(Entries taken from a collection)
====
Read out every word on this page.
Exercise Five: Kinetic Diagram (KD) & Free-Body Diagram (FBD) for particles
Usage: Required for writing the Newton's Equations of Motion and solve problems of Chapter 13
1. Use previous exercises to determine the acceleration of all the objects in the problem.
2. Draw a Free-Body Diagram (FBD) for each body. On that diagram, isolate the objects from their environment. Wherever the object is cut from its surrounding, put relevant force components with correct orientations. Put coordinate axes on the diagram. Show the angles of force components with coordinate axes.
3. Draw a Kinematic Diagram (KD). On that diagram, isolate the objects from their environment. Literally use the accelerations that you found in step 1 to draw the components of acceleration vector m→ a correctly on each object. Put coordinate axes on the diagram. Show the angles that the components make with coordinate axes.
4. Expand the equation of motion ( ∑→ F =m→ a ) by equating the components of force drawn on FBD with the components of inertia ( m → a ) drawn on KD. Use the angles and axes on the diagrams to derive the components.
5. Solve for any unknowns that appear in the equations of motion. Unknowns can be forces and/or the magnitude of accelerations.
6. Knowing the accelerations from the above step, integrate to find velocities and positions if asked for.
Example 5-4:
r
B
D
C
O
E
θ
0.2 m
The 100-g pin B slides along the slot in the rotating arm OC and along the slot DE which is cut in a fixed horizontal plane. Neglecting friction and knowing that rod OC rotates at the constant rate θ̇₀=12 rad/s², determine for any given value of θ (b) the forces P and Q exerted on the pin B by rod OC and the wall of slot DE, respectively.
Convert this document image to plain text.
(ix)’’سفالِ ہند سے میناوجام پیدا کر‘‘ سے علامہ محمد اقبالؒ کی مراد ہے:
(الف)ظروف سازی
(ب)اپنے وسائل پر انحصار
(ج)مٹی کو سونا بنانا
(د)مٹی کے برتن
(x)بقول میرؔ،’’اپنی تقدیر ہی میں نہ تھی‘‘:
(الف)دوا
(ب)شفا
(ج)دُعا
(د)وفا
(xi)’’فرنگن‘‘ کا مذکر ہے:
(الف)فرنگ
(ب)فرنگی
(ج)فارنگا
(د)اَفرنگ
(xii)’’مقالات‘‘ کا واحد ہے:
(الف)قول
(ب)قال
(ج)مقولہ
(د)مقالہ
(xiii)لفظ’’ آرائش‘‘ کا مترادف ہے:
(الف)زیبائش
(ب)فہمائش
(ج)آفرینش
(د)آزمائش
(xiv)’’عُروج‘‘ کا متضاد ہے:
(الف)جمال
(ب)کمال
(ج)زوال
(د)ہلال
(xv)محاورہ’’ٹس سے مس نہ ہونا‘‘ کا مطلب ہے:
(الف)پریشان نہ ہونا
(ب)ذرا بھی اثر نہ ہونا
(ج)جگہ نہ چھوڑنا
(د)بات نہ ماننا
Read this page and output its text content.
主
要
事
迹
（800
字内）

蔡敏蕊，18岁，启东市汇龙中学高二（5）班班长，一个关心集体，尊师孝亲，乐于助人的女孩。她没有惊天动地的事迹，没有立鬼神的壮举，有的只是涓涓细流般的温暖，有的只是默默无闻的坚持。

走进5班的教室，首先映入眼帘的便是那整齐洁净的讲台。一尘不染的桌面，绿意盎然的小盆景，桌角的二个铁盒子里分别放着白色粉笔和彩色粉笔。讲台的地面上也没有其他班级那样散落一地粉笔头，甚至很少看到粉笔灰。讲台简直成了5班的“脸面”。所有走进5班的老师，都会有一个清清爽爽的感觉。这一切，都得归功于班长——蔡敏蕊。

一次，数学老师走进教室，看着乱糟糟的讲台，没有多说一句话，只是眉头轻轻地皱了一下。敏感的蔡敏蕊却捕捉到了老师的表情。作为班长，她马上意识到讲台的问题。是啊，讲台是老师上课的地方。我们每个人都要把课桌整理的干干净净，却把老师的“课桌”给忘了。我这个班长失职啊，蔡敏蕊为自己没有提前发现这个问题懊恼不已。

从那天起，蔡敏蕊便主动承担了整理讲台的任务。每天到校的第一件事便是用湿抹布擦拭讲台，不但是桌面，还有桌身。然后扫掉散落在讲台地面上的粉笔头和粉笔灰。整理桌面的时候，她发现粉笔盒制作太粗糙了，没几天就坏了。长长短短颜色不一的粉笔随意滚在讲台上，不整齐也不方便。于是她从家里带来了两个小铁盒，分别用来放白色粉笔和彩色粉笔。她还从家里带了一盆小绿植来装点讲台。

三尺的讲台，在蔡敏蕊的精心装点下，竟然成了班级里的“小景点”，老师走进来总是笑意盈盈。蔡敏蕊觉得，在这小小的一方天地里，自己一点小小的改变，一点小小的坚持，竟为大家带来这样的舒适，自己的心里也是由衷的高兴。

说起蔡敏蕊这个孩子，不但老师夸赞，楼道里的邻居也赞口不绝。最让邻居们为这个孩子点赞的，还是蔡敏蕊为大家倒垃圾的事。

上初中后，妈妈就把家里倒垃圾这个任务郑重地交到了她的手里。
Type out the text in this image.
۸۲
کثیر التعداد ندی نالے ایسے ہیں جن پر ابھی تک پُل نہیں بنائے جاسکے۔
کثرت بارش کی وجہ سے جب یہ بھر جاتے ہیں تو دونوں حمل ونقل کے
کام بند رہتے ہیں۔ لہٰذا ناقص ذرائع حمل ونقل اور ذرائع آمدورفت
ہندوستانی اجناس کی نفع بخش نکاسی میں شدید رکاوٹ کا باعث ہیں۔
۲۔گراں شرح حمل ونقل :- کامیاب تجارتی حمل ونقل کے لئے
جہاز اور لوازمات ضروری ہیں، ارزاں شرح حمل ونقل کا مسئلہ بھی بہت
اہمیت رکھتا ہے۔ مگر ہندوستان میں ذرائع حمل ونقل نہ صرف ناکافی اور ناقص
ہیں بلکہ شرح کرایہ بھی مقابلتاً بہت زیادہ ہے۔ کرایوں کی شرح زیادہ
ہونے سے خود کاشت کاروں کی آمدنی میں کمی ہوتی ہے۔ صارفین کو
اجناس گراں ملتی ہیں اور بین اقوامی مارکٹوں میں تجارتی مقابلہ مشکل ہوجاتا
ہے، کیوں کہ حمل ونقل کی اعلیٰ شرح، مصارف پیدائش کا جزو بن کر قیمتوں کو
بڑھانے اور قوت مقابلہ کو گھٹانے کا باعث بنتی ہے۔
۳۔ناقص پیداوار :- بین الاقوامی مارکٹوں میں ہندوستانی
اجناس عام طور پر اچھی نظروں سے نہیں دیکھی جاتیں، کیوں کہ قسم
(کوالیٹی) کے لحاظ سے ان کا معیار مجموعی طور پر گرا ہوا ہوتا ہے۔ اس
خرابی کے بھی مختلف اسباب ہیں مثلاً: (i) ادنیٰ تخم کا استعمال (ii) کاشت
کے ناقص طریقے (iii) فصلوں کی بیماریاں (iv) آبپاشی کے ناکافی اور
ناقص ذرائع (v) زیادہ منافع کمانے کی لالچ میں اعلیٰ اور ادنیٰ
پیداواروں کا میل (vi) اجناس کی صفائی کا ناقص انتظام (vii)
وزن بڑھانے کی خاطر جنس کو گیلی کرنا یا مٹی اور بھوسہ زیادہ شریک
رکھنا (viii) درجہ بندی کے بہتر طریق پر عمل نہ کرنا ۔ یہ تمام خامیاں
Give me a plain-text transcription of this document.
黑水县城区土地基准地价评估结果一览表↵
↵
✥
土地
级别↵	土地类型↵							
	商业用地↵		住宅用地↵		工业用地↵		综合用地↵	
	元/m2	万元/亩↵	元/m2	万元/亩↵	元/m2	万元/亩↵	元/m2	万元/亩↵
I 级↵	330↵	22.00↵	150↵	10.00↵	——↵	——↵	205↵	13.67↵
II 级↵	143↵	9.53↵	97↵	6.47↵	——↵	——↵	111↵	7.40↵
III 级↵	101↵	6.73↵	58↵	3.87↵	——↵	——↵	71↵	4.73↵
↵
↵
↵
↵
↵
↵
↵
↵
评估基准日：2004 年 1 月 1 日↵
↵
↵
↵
====
*Task objective*. Pick out every line of the listing containing the word "that", and show those lines.

*Answer in full*.
2. Draw a Free-Body Diagram (FBD) for each body. On that diagram, isolate the objects from their environment. Wherever the object is cut from its surrounding, put relevant force components with correct orientations. Put coordinate axes on the diagram. Show the angles of force components with coordinate axes.
3. Draw a Kinematic Diagram (KD). On that diagram, isolate the objects from their environment. Literally use the accelerations that you found in step 1 to draw the components of acceleration vector m→ a correctly on each object. Put coordinate axes on the diagram. Show the angles that the components make with coordinate axes.
5. Solve for any unknowns that appear in the equations of motion. Unknowns can be forces and/or the magnitude of accelerations.
The 100-g pin B slides along the slot in the rotating arm OC and along the slot DE which is cut in a fixed horizontal plane. Neglecting friction and knowing that rod OC rotates at the constant rate θ̇₀=12 rad/s², determine for any given value of θ (b) the forces P and Q exerted on the pin B by rod OC and the wall of slot DE, respectively.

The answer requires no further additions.